== Material for this task

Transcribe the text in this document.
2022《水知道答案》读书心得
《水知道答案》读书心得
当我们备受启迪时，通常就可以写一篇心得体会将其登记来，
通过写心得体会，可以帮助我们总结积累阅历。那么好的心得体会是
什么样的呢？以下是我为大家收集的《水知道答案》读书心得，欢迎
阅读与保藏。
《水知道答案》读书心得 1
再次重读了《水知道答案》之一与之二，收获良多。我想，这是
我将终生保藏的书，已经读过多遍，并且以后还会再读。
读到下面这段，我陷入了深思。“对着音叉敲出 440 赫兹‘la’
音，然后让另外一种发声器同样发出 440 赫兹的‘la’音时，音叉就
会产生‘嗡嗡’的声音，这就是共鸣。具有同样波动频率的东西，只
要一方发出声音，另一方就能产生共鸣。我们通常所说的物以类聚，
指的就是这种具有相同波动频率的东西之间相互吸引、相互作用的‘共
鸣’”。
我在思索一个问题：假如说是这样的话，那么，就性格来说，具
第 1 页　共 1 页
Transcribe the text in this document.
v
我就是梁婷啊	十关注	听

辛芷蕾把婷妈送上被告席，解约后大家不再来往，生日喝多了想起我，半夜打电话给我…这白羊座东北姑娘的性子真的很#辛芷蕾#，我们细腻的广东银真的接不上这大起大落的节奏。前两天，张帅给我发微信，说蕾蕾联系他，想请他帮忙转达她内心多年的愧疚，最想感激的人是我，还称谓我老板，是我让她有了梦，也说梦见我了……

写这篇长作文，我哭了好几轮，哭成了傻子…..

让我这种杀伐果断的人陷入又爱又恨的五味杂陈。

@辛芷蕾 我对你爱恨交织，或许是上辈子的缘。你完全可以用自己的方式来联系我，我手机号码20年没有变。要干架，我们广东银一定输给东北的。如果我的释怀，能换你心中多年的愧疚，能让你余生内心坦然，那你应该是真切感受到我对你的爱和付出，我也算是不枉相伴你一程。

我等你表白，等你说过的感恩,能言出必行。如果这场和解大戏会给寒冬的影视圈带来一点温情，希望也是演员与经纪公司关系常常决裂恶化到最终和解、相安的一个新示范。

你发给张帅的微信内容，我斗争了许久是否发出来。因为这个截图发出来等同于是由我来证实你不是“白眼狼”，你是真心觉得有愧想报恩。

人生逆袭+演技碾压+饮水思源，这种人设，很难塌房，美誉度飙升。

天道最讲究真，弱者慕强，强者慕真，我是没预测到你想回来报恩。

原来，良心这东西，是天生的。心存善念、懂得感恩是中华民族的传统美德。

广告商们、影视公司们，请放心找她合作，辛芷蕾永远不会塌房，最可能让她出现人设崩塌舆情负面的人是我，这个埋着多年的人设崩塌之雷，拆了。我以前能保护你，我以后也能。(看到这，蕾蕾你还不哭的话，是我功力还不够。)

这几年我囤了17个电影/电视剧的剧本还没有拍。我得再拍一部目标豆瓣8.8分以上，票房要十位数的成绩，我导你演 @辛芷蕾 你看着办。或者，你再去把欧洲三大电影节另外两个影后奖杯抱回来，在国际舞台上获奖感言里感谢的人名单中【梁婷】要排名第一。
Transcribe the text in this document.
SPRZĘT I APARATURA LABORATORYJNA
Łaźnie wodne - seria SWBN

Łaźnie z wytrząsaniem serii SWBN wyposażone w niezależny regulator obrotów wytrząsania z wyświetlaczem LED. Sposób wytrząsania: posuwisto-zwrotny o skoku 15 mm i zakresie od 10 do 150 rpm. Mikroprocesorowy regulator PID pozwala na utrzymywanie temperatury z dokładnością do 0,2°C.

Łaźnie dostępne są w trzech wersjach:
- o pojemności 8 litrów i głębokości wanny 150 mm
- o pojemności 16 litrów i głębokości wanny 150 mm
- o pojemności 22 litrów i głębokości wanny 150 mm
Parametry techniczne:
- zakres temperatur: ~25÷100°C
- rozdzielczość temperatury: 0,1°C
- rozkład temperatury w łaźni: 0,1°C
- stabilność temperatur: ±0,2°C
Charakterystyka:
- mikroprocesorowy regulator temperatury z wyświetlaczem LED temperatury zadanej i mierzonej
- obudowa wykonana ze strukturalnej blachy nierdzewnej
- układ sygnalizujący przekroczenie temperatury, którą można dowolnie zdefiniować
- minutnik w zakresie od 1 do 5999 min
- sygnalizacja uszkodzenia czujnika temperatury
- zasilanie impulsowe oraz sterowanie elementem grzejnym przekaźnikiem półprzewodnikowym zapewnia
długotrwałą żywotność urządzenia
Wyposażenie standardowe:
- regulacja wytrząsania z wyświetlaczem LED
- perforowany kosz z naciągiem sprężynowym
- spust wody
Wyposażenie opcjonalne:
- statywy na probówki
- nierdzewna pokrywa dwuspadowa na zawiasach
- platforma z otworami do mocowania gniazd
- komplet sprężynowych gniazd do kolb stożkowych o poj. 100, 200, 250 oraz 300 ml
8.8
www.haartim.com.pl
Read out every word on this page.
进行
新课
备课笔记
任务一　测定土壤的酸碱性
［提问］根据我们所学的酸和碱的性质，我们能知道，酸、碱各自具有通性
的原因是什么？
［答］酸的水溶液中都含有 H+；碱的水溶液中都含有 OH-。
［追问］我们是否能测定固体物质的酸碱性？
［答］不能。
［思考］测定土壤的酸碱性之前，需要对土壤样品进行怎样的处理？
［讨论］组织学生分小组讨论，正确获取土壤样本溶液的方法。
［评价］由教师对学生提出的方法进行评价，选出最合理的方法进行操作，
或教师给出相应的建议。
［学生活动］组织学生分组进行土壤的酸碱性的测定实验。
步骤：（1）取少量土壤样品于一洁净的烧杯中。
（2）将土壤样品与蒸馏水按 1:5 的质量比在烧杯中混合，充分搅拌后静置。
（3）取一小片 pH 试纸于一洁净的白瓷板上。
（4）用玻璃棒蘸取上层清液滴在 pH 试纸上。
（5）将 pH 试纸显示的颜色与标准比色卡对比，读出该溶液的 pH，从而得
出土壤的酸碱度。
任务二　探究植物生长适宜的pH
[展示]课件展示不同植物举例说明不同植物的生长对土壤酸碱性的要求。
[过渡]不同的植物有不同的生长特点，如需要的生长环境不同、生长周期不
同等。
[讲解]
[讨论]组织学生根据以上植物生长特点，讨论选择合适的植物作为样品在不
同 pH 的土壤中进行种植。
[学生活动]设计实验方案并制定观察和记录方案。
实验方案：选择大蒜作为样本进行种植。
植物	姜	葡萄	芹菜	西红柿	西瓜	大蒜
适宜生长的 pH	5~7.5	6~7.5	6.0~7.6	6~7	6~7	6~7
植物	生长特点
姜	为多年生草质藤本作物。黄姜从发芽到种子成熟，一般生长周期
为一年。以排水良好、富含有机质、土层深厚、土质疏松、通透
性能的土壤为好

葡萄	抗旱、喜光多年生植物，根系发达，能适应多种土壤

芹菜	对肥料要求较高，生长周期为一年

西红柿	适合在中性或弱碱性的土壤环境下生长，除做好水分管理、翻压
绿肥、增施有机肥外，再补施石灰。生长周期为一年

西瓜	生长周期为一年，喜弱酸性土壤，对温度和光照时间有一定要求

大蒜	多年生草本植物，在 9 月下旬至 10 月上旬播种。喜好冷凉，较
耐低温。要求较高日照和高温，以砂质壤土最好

====

Required work - All of the lines above must be returned exactly.

In response -
Transcribe the text in this document.
2022《水知道答案》读书心得
《水知道答案》读书心得
当我们备受启迪时，通常就可以写一篇心得体会将其登记来，
通过写心得体会，可以帮助我们总结积累阅历。那么好的心得体会是
什么样的呢？以下是我为大家收集的《水知道答案》读书心得，欢迎
阅读与保藏。
《水知道答案》读书心得 1
再次重读了《水知道答案》之一与之二，收获良多。我想，这是
我将终生保藏的书，已经读过多遍，并且以后还会再读。
读到下面这段，我陷入了深思。“对着音叉敲出 440 赫兹‘la’
音，然后让另外一种发声器同样发出 440 赫兹的‘la’音时，音叉就
会产生‘嗡嗡’的声音，这就是共鸣。具有同样波动频率的东西，只
要一方发出声音，另一方就能产生共鸣。我们通常所说的物以类聚，
指的就是这种具有相同波动频率的东西之间相互吸引、相互作用的‘共
鸣’”。
我在思索一个问题：假如说是这样的话，那么，就性格来说，具
第 1 页　共 1 页
Transcribe the text in this document.
v
我就是梁婷啊	十关注	听

辛芷蕾把婷妈送上被告席，解约后大家不再来往，生日喝多了想起我，半夜打电话给我…这白羊座东北姑娘的性子真的很#辛芷蕾#，我们细腻的广东银真的接不上这大起大落的节奏。前两天，张帅给我发微信，说蕾蕾联系他，想请他帮忙转达她内心多年的愧疚，最想感激的人是我，还称谓我老板，是我让她有了梦，也说梦见我了……

写这篇长作文，我哭了好几轮，哭成了傻子…..

让我这种杀伐果断的人陷入又爱又恨的五味杂陈。

@辛芷蕾 我对你爱恨交织，或许是上辈子的缘。你完全可以用自己的方式来联系我，我手机号码20年没有变。要干架，我们广东银一定输给东北的。如果我的释怀，能换你心中多年的愧疚，能让你余生内心坦然，那你应该是真切感受到我对你的爱和付出，我也算是不枉相伴你一程。

我等你表白，等你说过的感恩,能言出必行。如果这场和解大戏会给寒冬的影视圈带来一点温情，希望也是演员与经纪公司关系常常决裂恶化到最终和解、相安的一个新示范。

你发给张帅的微信内容，我斗争了许久是否发出来。因为这个截图发出来等同于是由我来证实你不是“白眼狼”，你是真心觉得有愧想报恩。

人生逆袭+演技碾压+饮水思源，这种人设，很难塌房，美誉度飙升。

天道最讲究真，弱者慕强，强者慕真，我是没预测到你想回来报恩。

原来，良心这东西，是天生的。心存善念、懂得感恩是中华民族的传统美德。

广告商们、影视公司们，请放心找她合作，辛芷蕾永远不会塌房，最可能让她出现人设崩塌舆情负面的人是我，这个埋着多年的人设崩塌之雷，拆了。我以前能保护你，我以后也能。(看到这，蕾蕾你还不哭的话，是我功力还不够。)

这几年我囤了17个电影/电视剧的剧本还没有拍。我得再拍一部目标豆瓣8.8分以上，票房要十位数的成绩，我导你演 @辛芷蕾 你看着办。或者，你再去把欧洲三大电影节另外两个影后奖杯抱回来，在国际舞台上获奖感言里感谢的人名单中【梁婷】要排名第一。
Transcribe the text in this document.
SPRZĘT I APARATURA LABORATORYJNA
Łaźnie wodne - seria SWBN

Łaźnie z wytrząsaniem serii SWBN wyposażone w niezależny regulator obrotów wytrząsania z wyświetlaczem LED. Sposób wytrząsania: posuwisto-zwrotny o skoku 15 mm i zakresie od 10 do 150 rpm. Mikroprocesorowy regulator PID pozwala na utrzymywanie temperatury z dokładnością do 0,2°C.

Łaźnie dostępne są w trzech wersjach:
- o pojemności 8 litrów i głębokości wanny 150 mm
- o pojemności 16 litrów i głębokości wanny 150 mm
- o pojemności 22 litrów i głębokości wanny 150 mm
Parametry techniczne:
- zakres temperatur: ~25÷100°C
- rozdzielczość temperatury: 0,1°C
- rozkład temperatury w łaźni: 0,1°C
- stabilność temperatur: ±0,2°C
Charakterystyka:
- mikroprocesorowy regulator temperatury z wyświetlaczem LED temperatury zadanej i mierzonej
- obudowa wykonana ze strukturalnej blachy nierdzewnej
- układ sygnalizujący przekroczenie temperatury, którą można dowolnie zdefiniować
- minutnik w zakresie od 1 do 5999 min
- sygnalizacja uszkodzenia czujnika temperatury
- zasilanie impulsowe oraz sterowanie elementem grzejnym przekaźnikiem półprzewodnikowym zapewnia
długotrwałą żywotność urządzenia
Wyposażenie standardowe:
- regulacja wytrząsania z wyświetlaczem LED
- perforowany kosz z naciągiem sprężynowym
- spust wody
Wyposażenie opcjonalne:
- statywy na probówki
- nierdzewna pokrywa dwuspadowa na zawiasach
- platforma z otworami do mocowania gniazd
- komplet sprężynowych gniazd do kolb stożkowych o poj. 100, 200, 250 oraz 300 ml
8.8
www.haartim.com.pl
Read out every word on this page.
进行
新课
备课笔记
任务一　测定土壤的酸碱性
［提问］根据我们所学的酸和碱的性质，我们能知道，酸、碱各自具有通性
的原因是什么？
［答］酸的水溶液中都含有 H+；碱的水溶液中都含有 OH-。
［追问］我们是否能测定固体物质的酸碱性？
［答］不能。
［思考］测定土壤的酸碱性之前，需要对土壤样品进行怎样的处理？
［讨论］组织学生分小组讨论，正确获取土壤样本溶液的方法。
［评价］由教师对学生提出的方法进行评价，选出最合理的方法进行操作，
或教师给出相应的建议。
［学生活动］组织学生分组进行土壤的酸碱性的测定实验。
步骤：（1）取少量土壤样品于一洁净的烧杯中。
（2）将土壤样品与蒸馏水按 1:5 的质量比在烧杯中混合，充分搅拌后静置。
（3）取一小片 pH 试纸于一洁净的白瓷板上。
（4）用玻璃棒蘸取上层清液滴在 pH 试纸上。
（5）将 pH 试纸显示的颜色与标准比色卡对比，读出该溶液的 pH，从而得
出土壤的酸碱度。
任务二　探究植物生长适宜的pH
[展示]课件展示不同植物举例说明不同植物的生长对土壤酸碱性的要求。
[过渡]不同的植物有不同的生长特点，如需要的生长环境不同、生长周期不
同等。
[讲解]
[讨论]组织学生根据以上植物生长特点，讨论选择合适的植物作为样品在不
同 pH 的土壤中进行种植。
[学生活动]设计实验方案并制定观察和记录方案。
实验方案：选择大蒜作为样本进行种植。
植物	姜	葡萄	芹菜	西红柿	西瓜	大蒜
适宜生长的 pH	5~7.5	6~7.5	6.0~7.6	6~7	6~7	6~7
植物	生长特点
姜	为多年生草质藤本作物。黄姜从发芽到种子成熟，一般生长周期
为一年。以排水良好、富含有机质、土层深厚、土质疏松、通透
性能的土壤为好

葡萄	抗旱、喜光多年生植物，根系发达，能适应多种土壤

芹菜	对肥料要求较高，生长周期为一年

西红柿	适合在中性或弱碱性的土壤环境下生长，除做好水分管理、翻压
绿肥、增施有机肥外，再补施石灰。生长周期为一年

西瓜	生长周期为一年，喜弱酸性土壤，对温度和光照时间有一定要求

大蒜	多年生草本植物，在 9 月下旬至 10 月上旬播种。喜好冷凉，较
耐低温。要求较高日照和高温，以砂质壤土最好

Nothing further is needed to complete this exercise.